Stored items
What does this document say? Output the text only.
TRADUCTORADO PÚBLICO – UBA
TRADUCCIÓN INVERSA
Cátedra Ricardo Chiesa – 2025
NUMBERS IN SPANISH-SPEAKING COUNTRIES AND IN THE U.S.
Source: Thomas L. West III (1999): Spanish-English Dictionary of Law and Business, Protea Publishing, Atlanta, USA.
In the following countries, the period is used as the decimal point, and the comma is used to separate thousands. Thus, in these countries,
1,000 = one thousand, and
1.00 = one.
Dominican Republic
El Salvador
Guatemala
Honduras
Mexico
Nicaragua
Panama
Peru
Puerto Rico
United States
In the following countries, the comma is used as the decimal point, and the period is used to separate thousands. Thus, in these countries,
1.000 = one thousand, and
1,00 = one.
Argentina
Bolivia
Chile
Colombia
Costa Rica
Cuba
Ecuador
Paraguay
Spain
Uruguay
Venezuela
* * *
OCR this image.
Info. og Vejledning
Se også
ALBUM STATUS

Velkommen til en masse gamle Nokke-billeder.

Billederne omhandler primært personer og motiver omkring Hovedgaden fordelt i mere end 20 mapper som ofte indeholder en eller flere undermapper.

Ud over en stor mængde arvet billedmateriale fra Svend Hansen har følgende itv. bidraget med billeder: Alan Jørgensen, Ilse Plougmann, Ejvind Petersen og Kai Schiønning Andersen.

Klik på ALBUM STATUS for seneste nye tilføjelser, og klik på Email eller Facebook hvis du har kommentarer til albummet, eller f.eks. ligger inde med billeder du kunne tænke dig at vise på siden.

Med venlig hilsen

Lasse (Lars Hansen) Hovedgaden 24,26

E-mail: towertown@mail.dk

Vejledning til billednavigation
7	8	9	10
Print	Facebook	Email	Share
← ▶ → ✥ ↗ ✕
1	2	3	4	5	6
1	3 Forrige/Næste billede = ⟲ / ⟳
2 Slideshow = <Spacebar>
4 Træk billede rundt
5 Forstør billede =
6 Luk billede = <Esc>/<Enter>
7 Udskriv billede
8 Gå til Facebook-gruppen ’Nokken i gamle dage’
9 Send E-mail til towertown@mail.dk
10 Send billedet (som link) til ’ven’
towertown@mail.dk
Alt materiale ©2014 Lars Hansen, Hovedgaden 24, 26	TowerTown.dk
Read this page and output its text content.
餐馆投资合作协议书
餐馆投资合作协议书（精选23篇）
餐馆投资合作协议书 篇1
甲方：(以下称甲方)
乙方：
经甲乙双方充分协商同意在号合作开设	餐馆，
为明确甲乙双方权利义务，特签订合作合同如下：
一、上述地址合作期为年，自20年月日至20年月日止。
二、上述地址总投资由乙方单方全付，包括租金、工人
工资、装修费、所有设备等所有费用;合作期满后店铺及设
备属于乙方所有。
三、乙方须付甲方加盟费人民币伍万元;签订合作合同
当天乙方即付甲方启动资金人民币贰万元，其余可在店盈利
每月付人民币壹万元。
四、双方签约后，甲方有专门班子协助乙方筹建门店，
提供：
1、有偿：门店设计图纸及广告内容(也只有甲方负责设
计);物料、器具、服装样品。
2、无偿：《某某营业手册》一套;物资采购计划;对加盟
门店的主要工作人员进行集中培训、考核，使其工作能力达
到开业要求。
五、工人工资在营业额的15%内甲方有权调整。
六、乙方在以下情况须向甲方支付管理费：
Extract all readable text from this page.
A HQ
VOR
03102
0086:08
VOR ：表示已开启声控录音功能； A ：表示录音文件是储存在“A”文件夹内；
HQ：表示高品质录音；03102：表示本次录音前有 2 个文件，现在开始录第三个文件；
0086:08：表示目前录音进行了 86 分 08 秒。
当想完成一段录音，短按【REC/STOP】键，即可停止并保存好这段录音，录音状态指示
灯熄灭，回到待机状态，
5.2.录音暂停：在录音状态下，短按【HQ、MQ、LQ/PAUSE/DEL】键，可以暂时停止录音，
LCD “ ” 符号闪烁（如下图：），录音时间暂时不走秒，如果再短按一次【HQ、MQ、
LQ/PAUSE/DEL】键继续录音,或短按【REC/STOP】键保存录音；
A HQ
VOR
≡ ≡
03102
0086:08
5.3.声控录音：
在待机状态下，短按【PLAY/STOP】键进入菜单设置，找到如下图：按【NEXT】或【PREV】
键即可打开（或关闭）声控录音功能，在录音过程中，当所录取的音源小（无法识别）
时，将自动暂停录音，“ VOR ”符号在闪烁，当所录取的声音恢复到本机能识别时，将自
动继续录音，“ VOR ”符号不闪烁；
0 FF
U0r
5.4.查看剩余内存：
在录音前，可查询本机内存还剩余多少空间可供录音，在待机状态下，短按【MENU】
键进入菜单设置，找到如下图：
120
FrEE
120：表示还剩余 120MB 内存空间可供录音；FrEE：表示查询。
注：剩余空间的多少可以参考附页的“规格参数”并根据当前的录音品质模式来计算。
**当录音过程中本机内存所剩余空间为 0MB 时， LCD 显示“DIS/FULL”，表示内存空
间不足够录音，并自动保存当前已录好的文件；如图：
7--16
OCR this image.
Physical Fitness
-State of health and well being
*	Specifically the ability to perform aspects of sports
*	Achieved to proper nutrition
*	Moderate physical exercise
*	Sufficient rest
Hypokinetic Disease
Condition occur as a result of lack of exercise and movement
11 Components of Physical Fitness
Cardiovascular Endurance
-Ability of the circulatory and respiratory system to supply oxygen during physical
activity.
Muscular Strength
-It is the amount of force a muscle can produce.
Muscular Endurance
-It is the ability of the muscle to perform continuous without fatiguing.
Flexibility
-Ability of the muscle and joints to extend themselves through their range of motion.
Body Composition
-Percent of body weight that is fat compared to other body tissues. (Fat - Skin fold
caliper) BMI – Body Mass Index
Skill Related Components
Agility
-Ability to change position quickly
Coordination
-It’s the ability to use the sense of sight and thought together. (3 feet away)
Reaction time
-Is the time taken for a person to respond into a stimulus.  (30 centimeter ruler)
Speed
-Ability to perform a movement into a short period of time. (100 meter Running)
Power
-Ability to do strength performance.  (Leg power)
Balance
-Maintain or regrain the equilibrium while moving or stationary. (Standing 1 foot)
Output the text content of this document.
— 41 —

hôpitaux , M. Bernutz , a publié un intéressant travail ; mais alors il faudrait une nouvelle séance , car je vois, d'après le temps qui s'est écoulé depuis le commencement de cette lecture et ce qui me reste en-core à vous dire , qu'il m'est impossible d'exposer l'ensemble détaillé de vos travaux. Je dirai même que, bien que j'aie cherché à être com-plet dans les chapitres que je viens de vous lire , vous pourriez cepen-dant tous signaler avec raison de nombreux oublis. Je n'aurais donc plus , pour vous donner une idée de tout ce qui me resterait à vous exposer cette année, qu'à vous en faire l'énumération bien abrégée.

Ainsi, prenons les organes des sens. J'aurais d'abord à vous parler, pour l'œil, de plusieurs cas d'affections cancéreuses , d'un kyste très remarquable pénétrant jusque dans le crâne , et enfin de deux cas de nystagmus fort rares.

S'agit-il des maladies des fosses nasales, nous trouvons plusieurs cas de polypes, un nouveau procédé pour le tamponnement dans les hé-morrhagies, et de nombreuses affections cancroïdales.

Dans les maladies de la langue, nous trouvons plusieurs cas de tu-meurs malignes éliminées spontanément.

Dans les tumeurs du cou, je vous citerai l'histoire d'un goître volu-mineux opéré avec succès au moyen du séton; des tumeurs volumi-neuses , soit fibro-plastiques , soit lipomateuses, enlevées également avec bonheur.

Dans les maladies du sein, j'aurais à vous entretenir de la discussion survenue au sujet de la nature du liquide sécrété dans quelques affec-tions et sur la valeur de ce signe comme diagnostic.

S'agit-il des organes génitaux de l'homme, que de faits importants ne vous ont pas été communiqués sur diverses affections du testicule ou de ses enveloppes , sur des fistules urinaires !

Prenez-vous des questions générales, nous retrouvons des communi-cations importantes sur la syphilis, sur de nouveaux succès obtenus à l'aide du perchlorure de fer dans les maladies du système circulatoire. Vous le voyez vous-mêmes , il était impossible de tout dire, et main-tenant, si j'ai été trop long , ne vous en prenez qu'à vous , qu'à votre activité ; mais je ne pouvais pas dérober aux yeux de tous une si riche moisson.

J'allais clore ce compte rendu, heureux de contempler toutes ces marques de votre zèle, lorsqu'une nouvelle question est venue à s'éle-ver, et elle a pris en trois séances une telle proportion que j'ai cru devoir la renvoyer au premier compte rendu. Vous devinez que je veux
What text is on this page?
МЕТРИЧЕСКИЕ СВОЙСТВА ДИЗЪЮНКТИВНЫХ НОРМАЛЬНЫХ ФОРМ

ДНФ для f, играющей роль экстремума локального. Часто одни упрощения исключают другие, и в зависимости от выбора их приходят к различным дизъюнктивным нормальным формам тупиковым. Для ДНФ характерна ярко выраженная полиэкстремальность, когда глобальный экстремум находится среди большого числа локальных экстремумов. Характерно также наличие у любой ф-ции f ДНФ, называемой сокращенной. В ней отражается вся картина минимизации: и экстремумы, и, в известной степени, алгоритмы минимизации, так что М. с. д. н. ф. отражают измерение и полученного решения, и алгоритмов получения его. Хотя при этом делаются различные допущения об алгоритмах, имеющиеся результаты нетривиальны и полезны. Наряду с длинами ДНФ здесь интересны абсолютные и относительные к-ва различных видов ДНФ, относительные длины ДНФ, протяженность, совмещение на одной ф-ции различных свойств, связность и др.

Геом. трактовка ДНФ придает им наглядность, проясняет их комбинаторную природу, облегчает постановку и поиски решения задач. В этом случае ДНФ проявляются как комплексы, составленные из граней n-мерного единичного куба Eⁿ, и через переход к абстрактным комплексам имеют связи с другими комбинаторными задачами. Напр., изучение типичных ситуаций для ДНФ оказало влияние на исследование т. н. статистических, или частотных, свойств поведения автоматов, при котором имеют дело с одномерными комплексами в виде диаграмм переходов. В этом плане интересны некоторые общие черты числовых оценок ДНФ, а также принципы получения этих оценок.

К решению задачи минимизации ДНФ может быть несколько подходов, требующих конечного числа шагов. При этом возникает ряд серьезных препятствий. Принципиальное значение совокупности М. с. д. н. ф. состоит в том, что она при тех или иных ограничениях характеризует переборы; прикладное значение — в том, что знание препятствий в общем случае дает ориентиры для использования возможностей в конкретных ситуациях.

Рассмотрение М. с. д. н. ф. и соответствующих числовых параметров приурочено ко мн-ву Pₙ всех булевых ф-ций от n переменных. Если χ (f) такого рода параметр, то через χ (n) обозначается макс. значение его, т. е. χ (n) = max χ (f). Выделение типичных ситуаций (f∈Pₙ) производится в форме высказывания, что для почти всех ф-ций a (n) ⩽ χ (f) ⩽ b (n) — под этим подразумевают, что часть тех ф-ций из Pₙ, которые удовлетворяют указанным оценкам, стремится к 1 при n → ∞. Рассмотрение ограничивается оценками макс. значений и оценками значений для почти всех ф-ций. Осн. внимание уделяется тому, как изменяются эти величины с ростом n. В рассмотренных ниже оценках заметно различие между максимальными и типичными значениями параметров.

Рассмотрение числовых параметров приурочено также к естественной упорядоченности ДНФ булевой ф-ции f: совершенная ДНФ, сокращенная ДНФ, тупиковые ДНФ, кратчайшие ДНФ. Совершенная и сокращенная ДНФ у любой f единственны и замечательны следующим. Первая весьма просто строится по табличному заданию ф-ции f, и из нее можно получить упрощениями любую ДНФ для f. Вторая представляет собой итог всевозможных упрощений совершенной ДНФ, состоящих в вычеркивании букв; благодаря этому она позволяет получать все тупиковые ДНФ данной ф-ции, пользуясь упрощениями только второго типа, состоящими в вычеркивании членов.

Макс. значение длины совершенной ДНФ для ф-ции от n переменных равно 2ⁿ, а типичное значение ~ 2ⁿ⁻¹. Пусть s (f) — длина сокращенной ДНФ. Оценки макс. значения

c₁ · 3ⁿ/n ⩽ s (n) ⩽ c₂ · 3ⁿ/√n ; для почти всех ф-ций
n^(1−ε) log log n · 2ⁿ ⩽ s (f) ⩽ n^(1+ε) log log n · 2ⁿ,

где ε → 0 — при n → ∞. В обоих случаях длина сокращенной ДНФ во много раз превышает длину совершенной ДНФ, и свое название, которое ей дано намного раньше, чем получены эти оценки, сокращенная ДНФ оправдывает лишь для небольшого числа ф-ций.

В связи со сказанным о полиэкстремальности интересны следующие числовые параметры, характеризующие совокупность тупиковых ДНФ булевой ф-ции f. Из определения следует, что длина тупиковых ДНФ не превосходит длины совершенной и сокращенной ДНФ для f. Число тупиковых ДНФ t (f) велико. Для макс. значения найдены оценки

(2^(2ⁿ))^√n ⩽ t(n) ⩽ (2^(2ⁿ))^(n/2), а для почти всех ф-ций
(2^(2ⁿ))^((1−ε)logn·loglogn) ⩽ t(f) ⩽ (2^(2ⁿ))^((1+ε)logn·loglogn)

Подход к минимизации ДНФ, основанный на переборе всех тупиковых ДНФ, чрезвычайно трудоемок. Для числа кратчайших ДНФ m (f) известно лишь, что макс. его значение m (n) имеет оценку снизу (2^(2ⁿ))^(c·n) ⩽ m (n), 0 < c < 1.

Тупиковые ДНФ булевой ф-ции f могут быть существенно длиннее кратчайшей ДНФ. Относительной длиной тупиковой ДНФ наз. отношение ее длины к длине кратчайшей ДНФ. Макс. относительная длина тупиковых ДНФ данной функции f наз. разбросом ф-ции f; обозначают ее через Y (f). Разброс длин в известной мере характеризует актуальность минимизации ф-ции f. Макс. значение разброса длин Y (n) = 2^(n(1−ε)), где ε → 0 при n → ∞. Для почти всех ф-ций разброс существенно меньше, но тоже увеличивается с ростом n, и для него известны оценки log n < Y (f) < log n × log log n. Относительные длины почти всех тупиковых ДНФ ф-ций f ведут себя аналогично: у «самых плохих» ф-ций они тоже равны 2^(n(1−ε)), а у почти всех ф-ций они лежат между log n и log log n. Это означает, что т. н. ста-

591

• **What is expected**
Tally how many lines in the material above hold the word "page". Write only that number.

• **Exercise output**
3